• _Task brief_: Quote all of the data below exactly, please.

Saved entries

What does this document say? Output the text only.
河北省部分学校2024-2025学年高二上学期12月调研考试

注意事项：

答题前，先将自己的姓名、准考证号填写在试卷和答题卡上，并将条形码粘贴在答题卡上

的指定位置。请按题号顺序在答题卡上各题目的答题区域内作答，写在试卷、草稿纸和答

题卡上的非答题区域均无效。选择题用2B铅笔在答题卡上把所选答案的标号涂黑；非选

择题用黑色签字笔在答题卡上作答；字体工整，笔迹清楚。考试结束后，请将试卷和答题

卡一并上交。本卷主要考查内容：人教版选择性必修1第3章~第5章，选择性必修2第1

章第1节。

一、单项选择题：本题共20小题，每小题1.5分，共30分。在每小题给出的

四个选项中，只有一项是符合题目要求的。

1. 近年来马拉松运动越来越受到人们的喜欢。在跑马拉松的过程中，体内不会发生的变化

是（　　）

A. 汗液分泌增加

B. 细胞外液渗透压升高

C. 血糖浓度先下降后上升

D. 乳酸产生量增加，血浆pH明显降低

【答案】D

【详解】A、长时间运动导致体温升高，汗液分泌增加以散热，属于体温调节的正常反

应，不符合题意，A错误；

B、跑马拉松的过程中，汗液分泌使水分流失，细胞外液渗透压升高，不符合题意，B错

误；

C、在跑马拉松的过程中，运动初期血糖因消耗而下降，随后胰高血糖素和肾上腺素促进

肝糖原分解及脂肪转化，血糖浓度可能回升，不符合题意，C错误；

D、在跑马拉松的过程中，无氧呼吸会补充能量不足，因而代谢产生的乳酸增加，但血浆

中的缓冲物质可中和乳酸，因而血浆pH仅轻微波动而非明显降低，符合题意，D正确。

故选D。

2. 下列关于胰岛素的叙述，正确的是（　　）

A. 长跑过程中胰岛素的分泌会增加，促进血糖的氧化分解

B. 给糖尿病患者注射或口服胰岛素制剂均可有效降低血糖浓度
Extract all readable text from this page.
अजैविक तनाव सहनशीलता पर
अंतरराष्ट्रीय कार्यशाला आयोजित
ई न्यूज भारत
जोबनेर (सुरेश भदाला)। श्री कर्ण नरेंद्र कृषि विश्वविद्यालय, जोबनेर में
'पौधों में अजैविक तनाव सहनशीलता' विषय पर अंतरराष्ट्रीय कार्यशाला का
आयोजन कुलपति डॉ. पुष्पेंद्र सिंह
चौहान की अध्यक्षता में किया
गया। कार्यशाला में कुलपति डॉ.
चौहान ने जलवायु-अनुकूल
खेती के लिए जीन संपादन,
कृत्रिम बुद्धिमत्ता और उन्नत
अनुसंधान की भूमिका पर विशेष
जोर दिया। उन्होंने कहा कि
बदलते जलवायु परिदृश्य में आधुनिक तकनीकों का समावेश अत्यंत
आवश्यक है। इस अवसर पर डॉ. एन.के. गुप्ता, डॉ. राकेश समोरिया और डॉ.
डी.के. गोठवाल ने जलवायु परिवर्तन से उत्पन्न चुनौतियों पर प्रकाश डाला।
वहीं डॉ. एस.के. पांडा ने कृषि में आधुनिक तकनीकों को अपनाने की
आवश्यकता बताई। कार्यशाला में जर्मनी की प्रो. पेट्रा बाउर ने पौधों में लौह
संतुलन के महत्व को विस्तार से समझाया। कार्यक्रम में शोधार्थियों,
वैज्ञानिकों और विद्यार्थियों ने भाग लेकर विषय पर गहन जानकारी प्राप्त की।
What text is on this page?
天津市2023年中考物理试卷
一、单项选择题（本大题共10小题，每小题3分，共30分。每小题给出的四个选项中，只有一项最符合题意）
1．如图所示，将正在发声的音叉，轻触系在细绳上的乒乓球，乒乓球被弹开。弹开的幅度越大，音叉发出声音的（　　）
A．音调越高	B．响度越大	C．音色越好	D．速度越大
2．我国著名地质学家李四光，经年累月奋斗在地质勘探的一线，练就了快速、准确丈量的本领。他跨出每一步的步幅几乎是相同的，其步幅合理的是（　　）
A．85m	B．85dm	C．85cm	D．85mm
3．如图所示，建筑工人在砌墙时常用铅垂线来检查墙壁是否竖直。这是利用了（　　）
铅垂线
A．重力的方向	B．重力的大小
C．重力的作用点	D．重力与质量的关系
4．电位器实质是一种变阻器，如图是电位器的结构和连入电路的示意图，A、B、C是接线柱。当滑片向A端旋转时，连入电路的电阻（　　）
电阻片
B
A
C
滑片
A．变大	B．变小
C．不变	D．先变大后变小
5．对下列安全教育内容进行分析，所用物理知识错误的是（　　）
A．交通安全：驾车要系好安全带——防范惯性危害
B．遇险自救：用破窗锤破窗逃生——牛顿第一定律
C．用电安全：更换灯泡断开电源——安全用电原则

• _Response to this task_:
What does this document say? Output the text only.
河北省部分学校2024-2025学年高二上学期12月调研考试

注意事项：

答题前，先将自己的姓名、准考证号填写在试卷和答题卡上，并将条形码粘贴在答题卡上

的指定位置。请按题号顺序在答题卡上各题目的答题区域内作答，写在试卷、草稿纸和答

题卡上的非答题区域均无效。选择题用2B铅笔在答题卡上把所选答案的标号涂黑；非选

择题用黑色签字笔在答题卡上作答；字体工整，笔迹清楚。考试结束后，请将试卷和答题

卡一并上交。本卷主要考查内容：人教版选择性必修1第3章~第5章，选择性必修2第1

章第1节。

一、单项选择题：本题共20小题，每小题1.5分，共30分。在每小题给出的

四个选项中，只有一项是符合题目要求的。

1. 近年来马拉松运动越来越受到人们的喜欢。在跑马拉松的过程中，体内不会发生的变化

是（　　）

A. 汗液分泌增加

B. 细胞外液渗透压升高

C. 血糖浓度先下降后上升

D. 乳酸产生量增加，血浆pH明显降低

【答案】D

【详解】A、长时间运动导致体温升高，汗液分泌增加以散热，属于体温调节的正常反

应，不符合题意，A错误；

B、跑马拉松的过程中，汗液分泌使水分流失，细胞外液渗透压升高，不符合题意，B错

误；

C、在跑马拉松的过程中，运动初期血糖因消耗而下降，随后胰高血糖素和肾上腺素促进

肝糖原分解及脂肪转化，血糖浓度可能回升，不符合题意，C错误；

D、在跑马拉松的过程中，无氧呼吸会补充能量不足，因而代谢产生的乳酸增加，但血浆

中的缓冲物质可中和乳酸，因而血浆pH仅轻微波动而非明显降低，符合题意，D正确。

故选D。

2. 下列关于胰岛素的叙述，正确的是（　　）

A. 长跑过程中胰岛素的分泌会增加，促进血糖的氧化分解

B. 给糖尿病患者注射或口服胰岛素制剂均可有效降低血糖浓度
Extract all readable text from this page.
अजैविक तनाव सहनशीलता पर
अंतरराष्ट्रीय कार्यशाला आयोजित
ई न्यूज भारत
जोबनेर (सुरेश भदाला)। श्री कर्ण नरेंद्र कृषि विश्वविद्यालय, जोबनेर में
'पौधों में अजैविक तनाव सहनशीलता' विषय पर अंतरराष्ट्रीय कार्यशाला का
आयोजन कुलपति डॉ. पुष्पेंद्र सिंह
चौहान की अध्यक्षता में किया
गया। कार्यशाला में कुलपति डॉ.
चौहान ने जलवायु-अनुकूल
खेती के लिए जीन संपादन,
कृत्रिम बुद्धिमत्ता और उन्नत
अनुसंधान की भूमिका पर विशेष
जोर दिया। उन्होंने कहा कि
बदलते जलवायु परिदृश्य में आधुनिक तकनीकों का समावेश अत्यंत
आवश्यक है। इस अवसर पर डॉ. एन.के. गुप्ता, डॉ. राकेश समोरिया और डॉ.
डी.के. गोठवाल ने जलवायु परिवर्तन से उत्पन्न चुनौतियों पर प्रकाश डाला।
वहीं डॉ. एस.के. पांडा ने कृषि में आधुनिक तकनीकों को अपनाने की
आवश्यकता बताई। कार्यशाला में जर्मनी की प्रो. पेट्रा बाउर ने पौधों में लौह
संतुलन के महत्व को विस्तार से समझाया। कार्यक्रम में शोधार्थियों,
वैज्ञानिकों और विद्यार्थियों ने भाग लेकर विषय पर गहन जानकारी प्राप्त की।
What text is on this page?
天津市2023年中考物理试卷
一、单项选择题（本大题共10小题，每小题3分，共30分。每小题给出的四个选项中，只有一项最符合题意）
1．如图所示，将正在发声的音叉，轻触系在细绳上的乒乓球，乒乓球被弹开。弹开的幅度越大，音叉发出声音的（　　）
A．音调越高	B．响度越大	C．音色越好	D．速度越大
2．我国著名地质学家李四光，经年累月奋斗在地质勘探的一线，练就了快速、准确丈量的本领。他跨出每一步的步幅几乎是相同的，其步幅合理的是（　　）
A．85m	B．85dm	C．85cm	D．85mm
3．如图所示，建筑工人在砌墙时常用铅垂线来检查墙壁是否竖直。这是利用了（　　）
铅垂线
A．重力的方向	B．重力的大小
C．重力的作用点	D．重力与质量的关系
4．电位器实质是一种变阻器，如图是电位器的结构和连入电路的示意图，A、B、C是接线柱。当滑片向A端旋转时，连入电路的电阻（　　）
电阻片
B
A
C
滑片
A．变大	B．变小
C．不变	D．先变大后变小
5．对下列安全教育内容进行分析，所用物理知识错误的是（　　）
A．交通安全：驾车要系好安全带——防范惯性危害
B．遇险自救：用破窗锤破窗逃生——牛顿第一定律
C．用电安全：更换灯泡断开电源——安全用电原则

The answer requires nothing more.